── Records for the task
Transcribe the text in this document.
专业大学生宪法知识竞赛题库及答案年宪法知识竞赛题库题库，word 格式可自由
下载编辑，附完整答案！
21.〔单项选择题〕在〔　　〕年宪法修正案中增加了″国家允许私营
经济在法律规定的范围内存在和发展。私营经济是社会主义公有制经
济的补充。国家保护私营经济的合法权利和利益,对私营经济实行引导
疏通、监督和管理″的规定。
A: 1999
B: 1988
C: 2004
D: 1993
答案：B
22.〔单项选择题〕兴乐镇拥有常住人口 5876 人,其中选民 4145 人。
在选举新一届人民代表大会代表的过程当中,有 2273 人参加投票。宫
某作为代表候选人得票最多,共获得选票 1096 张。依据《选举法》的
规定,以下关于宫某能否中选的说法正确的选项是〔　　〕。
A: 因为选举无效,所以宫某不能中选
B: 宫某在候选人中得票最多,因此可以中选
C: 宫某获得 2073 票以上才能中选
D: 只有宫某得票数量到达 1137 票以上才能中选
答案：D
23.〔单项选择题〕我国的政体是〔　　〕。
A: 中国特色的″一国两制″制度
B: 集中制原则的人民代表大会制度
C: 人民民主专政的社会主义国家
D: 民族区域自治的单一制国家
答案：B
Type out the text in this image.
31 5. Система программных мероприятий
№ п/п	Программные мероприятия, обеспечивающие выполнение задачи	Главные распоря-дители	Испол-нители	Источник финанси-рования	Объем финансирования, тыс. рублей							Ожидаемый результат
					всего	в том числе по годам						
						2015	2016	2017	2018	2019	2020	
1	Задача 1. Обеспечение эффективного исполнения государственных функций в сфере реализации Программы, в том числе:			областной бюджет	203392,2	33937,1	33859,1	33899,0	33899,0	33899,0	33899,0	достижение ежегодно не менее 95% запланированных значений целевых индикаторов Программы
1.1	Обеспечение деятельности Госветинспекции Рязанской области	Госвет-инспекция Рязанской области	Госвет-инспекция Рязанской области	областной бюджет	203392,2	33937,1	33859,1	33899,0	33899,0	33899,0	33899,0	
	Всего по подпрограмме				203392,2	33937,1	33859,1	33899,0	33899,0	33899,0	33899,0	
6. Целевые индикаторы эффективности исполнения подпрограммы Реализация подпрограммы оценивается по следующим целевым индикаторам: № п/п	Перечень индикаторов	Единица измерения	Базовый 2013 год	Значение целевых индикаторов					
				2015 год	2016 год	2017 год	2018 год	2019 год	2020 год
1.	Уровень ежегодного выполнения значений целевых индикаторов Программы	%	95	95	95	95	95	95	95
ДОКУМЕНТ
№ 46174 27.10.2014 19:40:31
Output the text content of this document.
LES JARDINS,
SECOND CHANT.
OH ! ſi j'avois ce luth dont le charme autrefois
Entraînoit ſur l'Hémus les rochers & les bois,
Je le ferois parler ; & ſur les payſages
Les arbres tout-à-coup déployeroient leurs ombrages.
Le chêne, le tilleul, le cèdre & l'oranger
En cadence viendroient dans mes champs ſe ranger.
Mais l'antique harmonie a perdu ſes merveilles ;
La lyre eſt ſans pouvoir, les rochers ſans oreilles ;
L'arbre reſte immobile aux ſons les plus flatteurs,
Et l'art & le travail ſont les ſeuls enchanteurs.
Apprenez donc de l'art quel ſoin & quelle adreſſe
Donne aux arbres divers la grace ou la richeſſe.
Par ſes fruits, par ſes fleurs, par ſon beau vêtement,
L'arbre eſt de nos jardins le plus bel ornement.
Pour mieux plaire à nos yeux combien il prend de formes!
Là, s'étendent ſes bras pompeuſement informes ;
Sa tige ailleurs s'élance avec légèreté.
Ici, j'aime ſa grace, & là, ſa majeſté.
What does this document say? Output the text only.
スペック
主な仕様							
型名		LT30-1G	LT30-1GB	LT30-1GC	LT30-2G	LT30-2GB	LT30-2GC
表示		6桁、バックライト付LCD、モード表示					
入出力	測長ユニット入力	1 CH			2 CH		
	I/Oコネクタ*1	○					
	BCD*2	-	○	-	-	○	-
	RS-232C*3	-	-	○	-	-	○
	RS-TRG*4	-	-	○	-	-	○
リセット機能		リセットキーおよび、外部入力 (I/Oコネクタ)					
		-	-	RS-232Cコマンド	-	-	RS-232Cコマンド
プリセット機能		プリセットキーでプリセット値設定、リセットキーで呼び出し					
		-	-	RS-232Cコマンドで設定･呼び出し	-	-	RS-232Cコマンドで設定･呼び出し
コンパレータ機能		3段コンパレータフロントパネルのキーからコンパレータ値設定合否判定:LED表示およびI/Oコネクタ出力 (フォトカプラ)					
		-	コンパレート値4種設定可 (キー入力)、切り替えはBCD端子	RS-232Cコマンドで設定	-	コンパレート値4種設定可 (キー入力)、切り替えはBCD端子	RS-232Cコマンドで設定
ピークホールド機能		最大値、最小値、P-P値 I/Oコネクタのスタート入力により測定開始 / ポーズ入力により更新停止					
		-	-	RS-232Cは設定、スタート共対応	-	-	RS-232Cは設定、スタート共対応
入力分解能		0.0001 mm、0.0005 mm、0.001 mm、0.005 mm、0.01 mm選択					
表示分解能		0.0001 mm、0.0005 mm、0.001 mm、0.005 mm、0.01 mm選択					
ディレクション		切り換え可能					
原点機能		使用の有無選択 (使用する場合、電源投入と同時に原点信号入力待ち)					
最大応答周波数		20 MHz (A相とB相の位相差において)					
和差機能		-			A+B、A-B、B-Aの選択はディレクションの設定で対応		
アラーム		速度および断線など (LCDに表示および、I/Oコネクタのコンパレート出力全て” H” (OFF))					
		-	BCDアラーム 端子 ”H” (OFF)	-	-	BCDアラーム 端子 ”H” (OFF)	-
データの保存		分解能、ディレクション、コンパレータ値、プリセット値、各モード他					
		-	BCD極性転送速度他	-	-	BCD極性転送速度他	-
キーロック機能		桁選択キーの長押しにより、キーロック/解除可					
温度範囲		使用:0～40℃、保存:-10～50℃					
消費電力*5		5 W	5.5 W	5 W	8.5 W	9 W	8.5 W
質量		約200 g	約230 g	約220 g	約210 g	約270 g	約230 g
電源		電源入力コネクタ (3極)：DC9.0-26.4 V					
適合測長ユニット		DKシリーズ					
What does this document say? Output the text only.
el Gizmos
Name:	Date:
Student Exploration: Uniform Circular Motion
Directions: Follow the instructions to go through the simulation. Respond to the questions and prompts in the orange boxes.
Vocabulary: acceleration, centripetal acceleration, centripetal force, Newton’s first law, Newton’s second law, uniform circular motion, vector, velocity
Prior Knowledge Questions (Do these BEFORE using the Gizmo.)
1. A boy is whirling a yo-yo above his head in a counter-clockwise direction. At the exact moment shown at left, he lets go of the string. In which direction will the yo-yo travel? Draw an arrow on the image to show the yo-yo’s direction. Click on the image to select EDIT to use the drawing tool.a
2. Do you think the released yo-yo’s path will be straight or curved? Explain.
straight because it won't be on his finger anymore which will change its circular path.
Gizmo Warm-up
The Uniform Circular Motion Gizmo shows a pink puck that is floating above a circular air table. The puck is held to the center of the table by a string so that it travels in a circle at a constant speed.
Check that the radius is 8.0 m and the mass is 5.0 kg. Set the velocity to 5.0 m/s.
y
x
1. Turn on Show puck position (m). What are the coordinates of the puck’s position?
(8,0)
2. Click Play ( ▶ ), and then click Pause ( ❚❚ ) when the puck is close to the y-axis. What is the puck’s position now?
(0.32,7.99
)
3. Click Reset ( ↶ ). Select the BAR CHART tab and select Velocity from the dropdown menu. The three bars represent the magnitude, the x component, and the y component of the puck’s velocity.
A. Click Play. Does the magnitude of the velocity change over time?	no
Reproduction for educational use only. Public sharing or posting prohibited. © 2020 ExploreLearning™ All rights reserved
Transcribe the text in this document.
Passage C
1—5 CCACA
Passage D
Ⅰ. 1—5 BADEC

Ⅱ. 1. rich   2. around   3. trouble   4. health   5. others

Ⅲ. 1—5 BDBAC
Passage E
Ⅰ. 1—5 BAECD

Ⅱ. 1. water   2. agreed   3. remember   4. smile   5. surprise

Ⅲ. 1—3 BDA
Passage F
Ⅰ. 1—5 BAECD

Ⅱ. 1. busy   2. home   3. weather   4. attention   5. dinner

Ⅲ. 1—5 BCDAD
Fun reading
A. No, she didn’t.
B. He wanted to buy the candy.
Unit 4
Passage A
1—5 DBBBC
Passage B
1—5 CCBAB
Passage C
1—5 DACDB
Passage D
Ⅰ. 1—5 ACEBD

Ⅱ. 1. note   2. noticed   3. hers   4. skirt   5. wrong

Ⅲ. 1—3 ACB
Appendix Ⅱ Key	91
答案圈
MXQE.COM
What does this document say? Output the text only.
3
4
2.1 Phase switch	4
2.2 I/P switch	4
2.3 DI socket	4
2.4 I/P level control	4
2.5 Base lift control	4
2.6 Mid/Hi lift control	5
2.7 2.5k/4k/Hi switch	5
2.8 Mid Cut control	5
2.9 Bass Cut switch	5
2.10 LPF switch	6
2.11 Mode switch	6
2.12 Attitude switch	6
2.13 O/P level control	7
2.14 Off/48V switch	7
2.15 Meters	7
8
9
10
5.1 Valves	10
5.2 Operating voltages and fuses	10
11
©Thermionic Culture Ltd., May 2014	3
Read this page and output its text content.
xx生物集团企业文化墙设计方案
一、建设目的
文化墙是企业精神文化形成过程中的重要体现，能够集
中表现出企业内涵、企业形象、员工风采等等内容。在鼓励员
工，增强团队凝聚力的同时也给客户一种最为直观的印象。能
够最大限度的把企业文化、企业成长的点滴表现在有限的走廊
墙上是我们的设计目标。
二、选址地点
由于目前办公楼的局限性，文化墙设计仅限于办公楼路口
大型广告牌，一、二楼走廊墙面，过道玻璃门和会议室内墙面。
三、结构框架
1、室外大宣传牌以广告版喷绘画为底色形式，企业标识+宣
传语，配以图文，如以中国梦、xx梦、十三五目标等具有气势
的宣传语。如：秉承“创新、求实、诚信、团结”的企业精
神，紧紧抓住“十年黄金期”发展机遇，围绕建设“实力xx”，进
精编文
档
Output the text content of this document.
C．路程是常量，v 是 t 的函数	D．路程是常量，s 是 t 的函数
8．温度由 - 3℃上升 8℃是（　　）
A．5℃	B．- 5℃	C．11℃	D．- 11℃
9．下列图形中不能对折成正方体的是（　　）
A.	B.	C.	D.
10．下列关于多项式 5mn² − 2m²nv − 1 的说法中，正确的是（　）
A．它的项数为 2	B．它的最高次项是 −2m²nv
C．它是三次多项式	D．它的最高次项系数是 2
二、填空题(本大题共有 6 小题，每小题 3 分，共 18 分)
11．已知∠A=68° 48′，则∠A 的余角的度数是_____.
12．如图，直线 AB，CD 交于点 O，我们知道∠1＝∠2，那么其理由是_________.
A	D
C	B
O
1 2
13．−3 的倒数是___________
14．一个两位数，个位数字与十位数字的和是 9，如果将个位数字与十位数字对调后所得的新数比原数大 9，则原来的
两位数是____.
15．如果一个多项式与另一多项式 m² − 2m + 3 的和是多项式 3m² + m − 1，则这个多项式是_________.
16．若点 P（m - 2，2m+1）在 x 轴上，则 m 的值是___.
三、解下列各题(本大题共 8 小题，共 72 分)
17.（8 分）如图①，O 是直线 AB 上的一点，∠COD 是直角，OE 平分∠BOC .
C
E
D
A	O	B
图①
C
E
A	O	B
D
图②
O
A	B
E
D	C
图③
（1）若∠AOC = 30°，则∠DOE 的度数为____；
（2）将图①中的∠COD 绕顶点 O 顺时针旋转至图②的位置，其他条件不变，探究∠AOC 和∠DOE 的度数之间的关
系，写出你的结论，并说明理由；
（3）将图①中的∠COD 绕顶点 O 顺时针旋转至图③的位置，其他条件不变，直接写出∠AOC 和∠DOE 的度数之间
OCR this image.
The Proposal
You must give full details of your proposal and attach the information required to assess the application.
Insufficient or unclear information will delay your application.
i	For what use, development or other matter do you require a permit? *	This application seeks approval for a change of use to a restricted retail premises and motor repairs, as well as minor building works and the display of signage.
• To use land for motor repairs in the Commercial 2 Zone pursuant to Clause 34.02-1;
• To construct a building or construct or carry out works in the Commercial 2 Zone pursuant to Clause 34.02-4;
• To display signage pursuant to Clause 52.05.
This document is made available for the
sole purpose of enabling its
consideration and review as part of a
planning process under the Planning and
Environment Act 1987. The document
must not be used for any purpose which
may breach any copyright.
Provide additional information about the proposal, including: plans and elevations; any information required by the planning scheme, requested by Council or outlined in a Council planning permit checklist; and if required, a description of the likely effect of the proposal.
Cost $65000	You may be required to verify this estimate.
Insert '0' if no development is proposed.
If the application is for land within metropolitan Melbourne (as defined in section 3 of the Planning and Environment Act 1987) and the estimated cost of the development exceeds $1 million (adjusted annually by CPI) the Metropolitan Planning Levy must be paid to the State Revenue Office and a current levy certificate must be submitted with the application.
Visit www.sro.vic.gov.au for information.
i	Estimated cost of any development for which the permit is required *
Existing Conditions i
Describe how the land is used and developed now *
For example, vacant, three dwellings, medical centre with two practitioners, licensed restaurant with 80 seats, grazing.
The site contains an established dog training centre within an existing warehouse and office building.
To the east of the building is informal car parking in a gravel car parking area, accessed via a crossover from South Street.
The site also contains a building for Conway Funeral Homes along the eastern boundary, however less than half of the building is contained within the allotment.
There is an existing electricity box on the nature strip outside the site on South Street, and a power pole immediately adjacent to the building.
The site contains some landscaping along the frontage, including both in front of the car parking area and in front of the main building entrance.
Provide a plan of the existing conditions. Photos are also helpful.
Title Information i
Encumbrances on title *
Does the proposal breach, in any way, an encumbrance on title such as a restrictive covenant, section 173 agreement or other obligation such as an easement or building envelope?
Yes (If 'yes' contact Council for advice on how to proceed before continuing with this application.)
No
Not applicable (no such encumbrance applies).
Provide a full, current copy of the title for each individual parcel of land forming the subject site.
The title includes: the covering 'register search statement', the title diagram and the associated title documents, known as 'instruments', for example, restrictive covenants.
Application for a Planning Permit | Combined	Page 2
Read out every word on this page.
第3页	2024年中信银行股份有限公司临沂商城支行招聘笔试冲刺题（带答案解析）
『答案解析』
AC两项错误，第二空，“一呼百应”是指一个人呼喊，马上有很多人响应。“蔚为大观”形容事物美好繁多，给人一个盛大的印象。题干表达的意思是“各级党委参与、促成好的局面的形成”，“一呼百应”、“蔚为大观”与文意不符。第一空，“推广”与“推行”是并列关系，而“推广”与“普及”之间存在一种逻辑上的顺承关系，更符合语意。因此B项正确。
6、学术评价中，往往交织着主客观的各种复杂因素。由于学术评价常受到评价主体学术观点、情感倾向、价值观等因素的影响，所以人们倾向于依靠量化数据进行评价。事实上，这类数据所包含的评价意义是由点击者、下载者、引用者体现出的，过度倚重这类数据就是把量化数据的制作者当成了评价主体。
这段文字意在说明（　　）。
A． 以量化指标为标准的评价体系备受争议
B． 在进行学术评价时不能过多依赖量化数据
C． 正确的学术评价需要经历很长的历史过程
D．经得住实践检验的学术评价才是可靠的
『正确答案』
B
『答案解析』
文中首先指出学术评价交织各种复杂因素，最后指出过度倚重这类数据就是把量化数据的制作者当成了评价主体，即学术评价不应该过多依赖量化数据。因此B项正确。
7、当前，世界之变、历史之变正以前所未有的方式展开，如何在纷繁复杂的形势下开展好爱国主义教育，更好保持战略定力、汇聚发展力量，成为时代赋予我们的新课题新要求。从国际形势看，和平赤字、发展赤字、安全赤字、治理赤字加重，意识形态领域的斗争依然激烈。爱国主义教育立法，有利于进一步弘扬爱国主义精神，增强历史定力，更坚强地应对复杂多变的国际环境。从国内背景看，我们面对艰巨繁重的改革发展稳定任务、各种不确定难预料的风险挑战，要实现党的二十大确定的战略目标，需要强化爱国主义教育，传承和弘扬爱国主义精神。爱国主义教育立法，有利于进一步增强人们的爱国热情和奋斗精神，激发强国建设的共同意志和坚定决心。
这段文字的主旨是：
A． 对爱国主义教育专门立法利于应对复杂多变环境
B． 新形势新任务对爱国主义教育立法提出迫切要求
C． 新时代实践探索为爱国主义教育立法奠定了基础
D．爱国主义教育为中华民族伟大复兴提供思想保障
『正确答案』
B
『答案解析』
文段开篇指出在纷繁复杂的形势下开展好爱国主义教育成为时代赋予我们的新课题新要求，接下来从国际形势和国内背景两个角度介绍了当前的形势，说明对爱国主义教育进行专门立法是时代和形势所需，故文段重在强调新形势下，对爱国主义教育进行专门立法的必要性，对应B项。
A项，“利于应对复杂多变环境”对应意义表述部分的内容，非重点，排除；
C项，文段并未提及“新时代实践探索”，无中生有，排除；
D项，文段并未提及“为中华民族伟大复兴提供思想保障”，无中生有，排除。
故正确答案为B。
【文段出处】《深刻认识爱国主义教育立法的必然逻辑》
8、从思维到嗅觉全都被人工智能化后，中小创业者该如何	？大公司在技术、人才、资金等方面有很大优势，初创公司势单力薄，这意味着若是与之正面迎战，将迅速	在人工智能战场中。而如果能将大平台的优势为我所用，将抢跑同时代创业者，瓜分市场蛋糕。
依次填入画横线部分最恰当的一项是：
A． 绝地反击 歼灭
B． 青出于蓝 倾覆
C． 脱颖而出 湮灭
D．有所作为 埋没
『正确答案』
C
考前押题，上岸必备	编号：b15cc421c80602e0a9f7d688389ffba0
────
- What is expected:
Find the word "其他条件不变" in the records and pull out each line that has it.

- Solution for this exercise:
（2）将图①中的∠COD 绕顶点 O 顺时针旋转至图②的位置，其他条件不变，探究∠AOC 和∠DOE 的度数之间的关
（3）将图①中的∠COD 绕顶点 O 顺时针旋转至图③的位置，其他条件不变，直接写出∠AOC 和∠DOE 的度数之间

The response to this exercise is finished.